Find the lines of data that contain the string "Scores", then list them.

BEGIN

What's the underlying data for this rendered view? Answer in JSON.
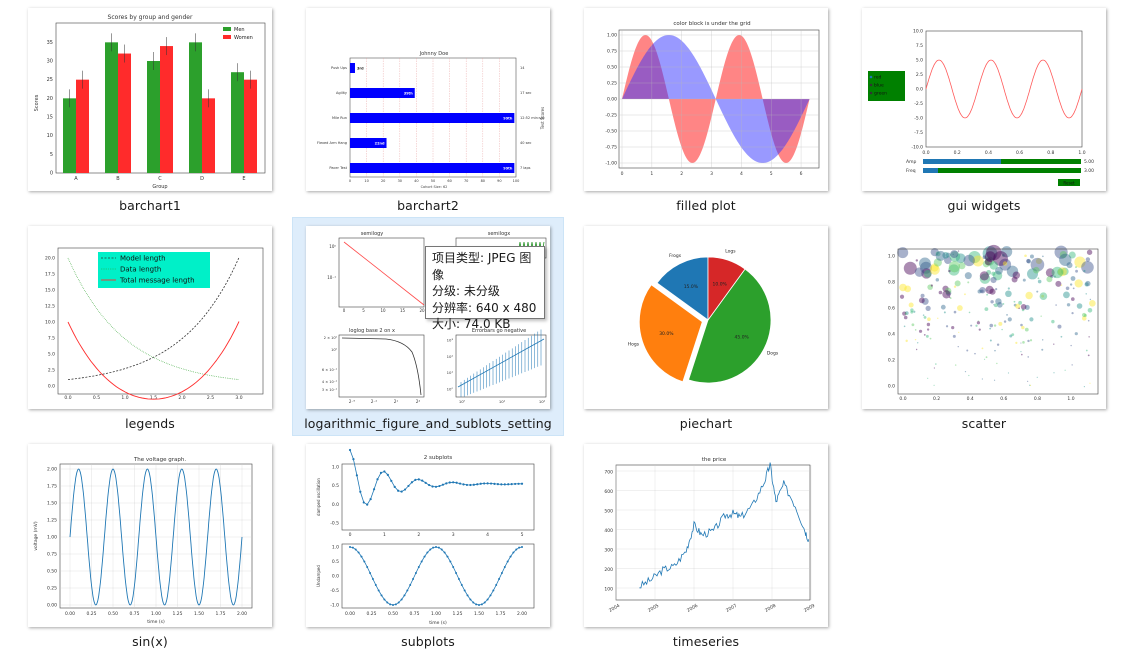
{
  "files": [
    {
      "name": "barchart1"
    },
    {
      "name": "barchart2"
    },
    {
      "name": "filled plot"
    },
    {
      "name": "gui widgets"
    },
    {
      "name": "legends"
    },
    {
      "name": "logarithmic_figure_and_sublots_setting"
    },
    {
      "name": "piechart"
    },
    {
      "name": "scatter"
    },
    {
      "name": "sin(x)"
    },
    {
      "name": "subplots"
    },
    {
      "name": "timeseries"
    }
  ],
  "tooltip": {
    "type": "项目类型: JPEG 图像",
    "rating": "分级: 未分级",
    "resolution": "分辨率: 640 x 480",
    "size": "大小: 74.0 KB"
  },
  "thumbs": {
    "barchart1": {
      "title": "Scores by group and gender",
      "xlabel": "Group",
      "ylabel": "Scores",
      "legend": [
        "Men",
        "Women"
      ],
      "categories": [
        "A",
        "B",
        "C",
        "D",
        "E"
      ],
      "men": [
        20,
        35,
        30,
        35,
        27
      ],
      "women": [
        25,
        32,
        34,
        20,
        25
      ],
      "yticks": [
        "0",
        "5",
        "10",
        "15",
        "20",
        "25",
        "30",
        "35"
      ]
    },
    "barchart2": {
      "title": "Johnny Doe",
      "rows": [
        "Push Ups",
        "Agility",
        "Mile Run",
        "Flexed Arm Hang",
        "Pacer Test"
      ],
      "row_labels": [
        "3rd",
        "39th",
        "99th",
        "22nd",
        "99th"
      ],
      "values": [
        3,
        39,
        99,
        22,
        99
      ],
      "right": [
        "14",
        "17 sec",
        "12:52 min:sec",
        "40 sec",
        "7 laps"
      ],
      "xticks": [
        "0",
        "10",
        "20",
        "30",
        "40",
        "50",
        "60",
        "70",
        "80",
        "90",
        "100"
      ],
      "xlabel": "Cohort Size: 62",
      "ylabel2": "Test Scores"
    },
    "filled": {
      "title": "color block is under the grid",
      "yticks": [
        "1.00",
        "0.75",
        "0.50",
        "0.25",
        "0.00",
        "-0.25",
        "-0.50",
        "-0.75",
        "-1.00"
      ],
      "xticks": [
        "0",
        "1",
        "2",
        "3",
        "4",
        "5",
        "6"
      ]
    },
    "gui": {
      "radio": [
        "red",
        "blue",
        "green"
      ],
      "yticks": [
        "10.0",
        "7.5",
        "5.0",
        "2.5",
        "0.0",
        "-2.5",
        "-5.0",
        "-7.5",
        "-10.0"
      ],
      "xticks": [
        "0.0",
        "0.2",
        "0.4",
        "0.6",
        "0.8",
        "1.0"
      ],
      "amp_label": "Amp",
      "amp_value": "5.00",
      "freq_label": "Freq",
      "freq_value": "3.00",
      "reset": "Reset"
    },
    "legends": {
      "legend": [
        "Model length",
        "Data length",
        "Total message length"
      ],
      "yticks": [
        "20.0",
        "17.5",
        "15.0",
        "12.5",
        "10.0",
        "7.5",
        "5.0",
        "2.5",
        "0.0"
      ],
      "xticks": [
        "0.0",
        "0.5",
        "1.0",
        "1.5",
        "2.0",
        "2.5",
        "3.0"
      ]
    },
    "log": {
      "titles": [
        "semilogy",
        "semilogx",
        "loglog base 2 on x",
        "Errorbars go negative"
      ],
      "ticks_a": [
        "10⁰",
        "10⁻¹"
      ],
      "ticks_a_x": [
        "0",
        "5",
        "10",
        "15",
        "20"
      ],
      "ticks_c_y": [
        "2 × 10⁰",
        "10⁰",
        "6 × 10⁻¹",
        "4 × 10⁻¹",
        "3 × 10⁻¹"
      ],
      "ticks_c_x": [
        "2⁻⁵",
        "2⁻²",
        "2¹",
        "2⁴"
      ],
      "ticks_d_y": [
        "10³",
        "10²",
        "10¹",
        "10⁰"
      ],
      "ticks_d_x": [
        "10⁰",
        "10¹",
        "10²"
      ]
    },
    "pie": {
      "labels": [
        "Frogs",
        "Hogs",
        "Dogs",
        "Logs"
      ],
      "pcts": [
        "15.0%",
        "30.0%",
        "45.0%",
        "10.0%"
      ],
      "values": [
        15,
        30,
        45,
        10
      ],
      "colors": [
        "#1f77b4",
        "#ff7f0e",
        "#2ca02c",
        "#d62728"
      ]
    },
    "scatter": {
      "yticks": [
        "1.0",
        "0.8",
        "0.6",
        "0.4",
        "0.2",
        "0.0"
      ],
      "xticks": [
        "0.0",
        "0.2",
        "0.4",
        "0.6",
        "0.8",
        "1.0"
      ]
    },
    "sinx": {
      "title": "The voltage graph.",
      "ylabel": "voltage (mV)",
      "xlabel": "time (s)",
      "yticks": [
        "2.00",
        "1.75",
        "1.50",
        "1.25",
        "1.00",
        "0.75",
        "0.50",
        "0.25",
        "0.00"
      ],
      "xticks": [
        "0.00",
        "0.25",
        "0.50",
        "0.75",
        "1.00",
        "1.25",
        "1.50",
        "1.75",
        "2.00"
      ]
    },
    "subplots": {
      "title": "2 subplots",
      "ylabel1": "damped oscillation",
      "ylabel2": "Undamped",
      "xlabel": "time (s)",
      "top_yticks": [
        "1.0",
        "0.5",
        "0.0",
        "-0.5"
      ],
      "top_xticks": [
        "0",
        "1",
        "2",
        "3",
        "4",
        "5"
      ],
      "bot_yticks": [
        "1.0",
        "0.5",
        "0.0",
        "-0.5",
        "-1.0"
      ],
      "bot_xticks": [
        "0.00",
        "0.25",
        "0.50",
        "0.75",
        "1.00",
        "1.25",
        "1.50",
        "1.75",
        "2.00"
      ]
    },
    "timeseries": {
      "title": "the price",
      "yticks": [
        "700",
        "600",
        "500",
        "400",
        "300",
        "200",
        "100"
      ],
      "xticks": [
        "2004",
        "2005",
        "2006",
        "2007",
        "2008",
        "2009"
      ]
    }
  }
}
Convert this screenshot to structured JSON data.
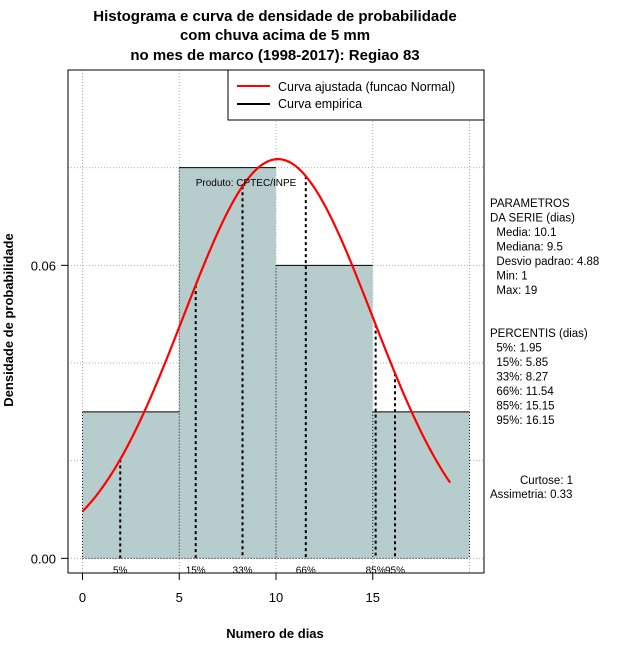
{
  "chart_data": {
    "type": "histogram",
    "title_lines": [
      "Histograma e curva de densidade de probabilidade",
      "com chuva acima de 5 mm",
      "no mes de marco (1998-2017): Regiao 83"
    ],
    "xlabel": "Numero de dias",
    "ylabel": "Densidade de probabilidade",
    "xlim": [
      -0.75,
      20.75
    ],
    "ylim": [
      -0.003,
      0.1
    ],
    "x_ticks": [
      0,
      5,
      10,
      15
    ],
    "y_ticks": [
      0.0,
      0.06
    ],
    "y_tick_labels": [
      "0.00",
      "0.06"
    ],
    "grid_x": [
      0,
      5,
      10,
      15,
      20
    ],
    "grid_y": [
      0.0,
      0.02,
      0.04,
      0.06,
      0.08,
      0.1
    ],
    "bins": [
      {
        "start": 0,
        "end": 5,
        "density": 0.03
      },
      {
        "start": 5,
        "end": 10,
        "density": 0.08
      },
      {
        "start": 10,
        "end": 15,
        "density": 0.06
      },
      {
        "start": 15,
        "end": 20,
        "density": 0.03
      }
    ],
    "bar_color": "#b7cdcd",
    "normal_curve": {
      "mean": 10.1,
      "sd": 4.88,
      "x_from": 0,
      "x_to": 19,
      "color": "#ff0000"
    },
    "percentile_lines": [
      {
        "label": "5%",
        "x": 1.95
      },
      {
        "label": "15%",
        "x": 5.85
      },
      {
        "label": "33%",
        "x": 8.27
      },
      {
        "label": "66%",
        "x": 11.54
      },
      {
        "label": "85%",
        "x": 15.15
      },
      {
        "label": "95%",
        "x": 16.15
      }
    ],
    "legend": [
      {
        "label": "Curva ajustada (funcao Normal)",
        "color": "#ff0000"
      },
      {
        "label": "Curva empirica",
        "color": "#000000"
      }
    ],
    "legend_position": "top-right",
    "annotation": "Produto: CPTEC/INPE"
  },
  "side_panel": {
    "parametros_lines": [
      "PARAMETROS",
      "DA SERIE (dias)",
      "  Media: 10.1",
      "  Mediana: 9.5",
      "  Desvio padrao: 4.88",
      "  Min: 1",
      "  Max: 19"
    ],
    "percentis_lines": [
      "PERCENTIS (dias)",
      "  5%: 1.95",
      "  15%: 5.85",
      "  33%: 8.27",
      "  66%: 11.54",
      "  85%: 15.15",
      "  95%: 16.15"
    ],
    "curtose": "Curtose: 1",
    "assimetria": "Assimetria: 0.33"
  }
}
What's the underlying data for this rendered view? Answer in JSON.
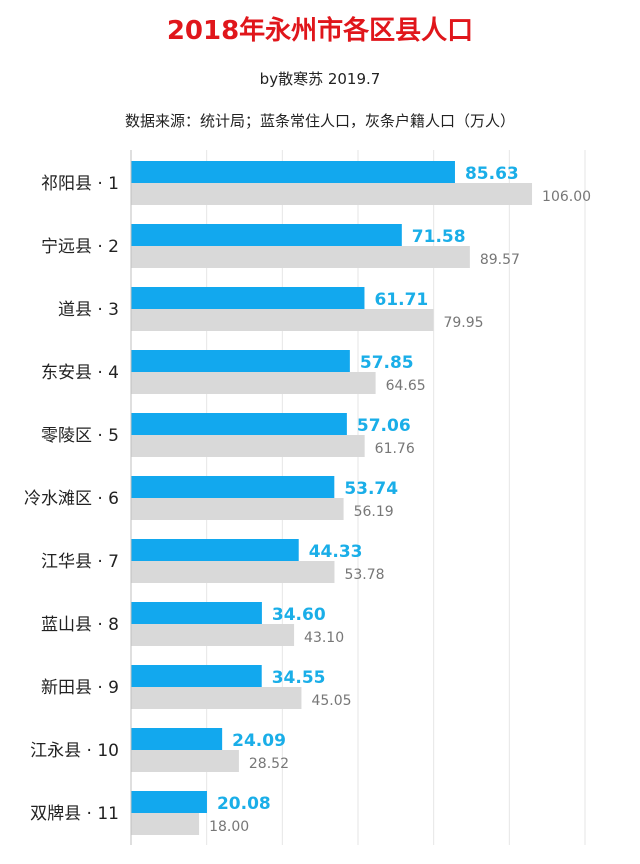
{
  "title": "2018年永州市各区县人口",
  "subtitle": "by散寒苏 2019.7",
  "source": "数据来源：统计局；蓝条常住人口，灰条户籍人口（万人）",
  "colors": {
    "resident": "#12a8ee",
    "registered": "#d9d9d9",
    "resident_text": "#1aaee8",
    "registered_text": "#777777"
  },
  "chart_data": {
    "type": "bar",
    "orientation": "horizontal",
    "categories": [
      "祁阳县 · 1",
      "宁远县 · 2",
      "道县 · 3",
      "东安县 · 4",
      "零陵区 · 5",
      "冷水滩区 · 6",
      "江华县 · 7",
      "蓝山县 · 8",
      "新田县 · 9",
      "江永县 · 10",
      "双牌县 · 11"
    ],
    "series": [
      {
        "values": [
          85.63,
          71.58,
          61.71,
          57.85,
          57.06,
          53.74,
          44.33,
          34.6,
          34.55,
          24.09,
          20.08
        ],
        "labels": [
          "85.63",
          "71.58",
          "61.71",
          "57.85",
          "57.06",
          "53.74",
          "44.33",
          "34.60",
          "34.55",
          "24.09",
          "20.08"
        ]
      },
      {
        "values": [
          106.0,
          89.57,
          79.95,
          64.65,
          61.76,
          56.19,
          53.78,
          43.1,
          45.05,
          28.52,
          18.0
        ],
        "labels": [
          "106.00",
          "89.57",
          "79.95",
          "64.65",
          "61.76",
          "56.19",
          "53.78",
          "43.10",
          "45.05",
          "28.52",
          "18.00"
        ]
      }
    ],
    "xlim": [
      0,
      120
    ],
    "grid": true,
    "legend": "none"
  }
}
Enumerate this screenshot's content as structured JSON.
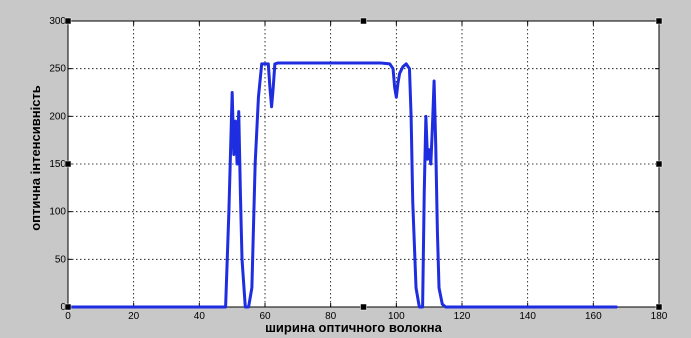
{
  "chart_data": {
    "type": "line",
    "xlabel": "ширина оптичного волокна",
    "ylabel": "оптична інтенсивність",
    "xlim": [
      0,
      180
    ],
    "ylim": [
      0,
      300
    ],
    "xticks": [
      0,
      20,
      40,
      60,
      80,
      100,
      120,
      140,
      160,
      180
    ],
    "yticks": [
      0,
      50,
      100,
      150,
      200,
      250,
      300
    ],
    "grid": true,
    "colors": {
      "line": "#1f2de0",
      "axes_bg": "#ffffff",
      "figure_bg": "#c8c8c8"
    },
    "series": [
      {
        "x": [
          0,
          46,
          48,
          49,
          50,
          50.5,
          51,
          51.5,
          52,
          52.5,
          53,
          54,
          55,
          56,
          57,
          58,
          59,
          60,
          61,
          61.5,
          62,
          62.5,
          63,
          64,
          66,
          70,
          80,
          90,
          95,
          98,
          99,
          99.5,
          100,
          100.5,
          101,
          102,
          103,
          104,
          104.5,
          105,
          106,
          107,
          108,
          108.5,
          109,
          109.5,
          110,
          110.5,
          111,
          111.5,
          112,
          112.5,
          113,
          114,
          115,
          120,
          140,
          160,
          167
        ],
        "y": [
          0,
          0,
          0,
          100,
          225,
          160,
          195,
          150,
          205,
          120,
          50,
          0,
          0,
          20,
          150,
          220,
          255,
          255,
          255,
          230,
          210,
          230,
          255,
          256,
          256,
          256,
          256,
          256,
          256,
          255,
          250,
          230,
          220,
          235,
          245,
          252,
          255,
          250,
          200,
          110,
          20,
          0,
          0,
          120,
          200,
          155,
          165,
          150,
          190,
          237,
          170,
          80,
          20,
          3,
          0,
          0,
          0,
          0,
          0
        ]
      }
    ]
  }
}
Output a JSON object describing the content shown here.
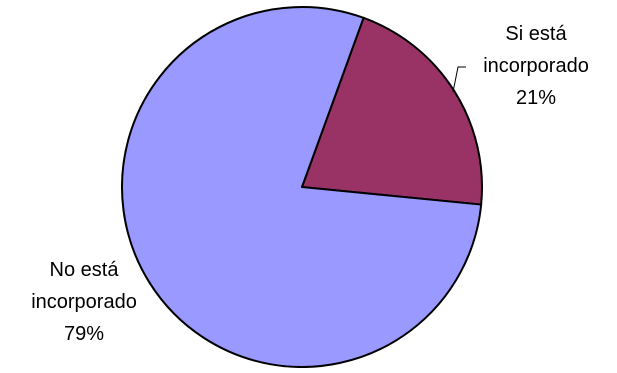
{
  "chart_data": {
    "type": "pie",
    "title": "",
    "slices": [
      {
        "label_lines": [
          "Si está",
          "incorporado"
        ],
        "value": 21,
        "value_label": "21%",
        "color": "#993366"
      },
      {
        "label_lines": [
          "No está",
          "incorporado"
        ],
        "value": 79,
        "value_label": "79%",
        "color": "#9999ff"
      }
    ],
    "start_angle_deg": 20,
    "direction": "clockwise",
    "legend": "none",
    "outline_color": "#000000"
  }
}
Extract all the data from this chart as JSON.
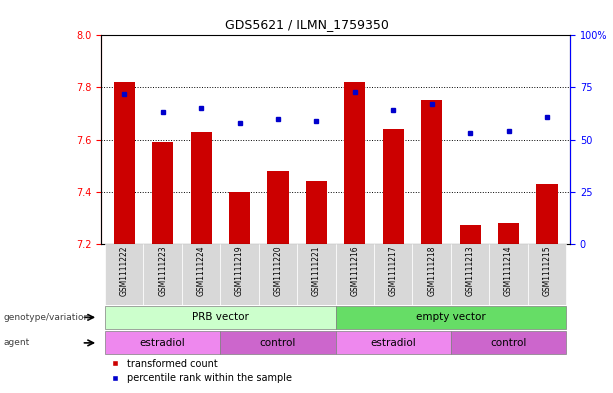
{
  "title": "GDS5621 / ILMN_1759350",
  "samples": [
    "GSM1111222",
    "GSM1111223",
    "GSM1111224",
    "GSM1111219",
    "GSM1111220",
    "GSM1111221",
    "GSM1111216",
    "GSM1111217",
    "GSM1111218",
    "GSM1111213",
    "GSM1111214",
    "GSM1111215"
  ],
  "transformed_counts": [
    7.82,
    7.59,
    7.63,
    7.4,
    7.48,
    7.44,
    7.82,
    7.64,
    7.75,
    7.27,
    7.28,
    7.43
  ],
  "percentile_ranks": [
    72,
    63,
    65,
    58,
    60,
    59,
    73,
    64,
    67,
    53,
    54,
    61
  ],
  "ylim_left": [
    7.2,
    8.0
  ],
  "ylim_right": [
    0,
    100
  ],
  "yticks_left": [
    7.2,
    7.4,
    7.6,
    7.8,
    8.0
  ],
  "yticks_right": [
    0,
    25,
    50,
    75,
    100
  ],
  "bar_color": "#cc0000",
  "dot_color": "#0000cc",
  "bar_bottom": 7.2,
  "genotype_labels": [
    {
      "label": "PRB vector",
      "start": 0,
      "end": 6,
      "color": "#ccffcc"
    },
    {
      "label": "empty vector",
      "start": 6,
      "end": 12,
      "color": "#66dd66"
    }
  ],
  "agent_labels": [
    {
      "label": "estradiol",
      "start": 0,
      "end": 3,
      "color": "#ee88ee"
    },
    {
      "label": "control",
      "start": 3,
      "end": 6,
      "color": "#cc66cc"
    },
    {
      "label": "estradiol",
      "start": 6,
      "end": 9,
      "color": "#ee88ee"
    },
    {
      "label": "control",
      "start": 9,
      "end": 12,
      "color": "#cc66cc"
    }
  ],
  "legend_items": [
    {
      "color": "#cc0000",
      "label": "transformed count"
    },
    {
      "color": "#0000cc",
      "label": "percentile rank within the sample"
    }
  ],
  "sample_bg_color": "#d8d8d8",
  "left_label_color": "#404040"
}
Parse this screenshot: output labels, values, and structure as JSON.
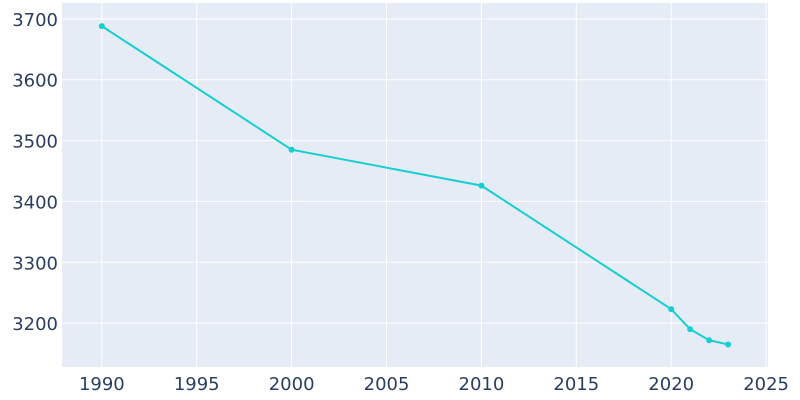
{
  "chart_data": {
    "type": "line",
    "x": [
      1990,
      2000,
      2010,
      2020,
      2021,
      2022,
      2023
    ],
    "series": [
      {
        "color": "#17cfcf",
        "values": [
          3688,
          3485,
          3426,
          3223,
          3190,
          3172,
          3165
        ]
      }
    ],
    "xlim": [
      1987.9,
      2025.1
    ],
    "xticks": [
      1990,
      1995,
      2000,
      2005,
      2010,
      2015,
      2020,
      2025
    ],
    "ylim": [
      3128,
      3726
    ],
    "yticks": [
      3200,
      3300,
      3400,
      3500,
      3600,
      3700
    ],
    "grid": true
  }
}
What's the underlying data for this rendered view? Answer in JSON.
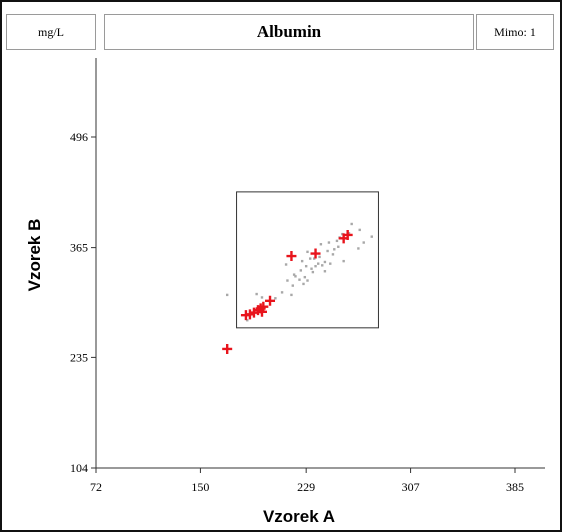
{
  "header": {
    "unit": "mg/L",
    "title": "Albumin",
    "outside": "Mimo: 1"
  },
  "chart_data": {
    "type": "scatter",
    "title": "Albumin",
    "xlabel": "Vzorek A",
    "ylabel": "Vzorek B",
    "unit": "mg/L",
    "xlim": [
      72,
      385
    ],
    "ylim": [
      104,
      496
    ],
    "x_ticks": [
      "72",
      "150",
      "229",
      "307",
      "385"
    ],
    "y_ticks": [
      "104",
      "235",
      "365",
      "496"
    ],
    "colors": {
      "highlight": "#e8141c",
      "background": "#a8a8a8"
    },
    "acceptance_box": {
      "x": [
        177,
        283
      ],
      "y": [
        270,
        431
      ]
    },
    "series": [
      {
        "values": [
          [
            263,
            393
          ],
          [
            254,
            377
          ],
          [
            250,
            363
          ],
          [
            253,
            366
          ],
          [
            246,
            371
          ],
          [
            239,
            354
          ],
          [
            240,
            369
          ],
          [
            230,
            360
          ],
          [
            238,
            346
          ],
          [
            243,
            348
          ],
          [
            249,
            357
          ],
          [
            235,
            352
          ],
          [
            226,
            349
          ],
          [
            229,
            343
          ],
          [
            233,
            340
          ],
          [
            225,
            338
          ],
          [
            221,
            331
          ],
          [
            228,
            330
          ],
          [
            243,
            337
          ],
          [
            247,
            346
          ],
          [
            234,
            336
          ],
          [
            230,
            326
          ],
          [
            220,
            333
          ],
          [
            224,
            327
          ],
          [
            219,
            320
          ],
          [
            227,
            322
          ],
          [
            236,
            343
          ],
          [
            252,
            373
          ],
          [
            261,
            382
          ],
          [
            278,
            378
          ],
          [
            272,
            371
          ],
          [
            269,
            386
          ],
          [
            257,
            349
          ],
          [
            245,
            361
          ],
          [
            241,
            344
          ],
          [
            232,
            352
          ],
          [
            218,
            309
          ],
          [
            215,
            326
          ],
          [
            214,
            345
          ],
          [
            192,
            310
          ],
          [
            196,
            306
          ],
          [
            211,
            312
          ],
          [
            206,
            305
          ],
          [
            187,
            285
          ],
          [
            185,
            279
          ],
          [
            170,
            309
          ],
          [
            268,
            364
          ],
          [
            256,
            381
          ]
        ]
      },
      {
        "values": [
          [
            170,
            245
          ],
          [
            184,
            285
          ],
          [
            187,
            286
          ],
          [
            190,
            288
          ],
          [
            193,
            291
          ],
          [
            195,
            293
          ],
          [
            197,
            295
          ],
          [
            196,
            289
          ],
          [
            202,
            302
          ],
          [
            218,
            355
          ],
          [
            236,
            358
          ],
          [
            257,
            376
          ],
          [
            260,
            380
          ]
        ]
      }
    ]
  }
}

END

Complete response:
      "title": "Scores by group and gender",
      "ylabel": "Scores",
      "ylabel2": "Test Scores"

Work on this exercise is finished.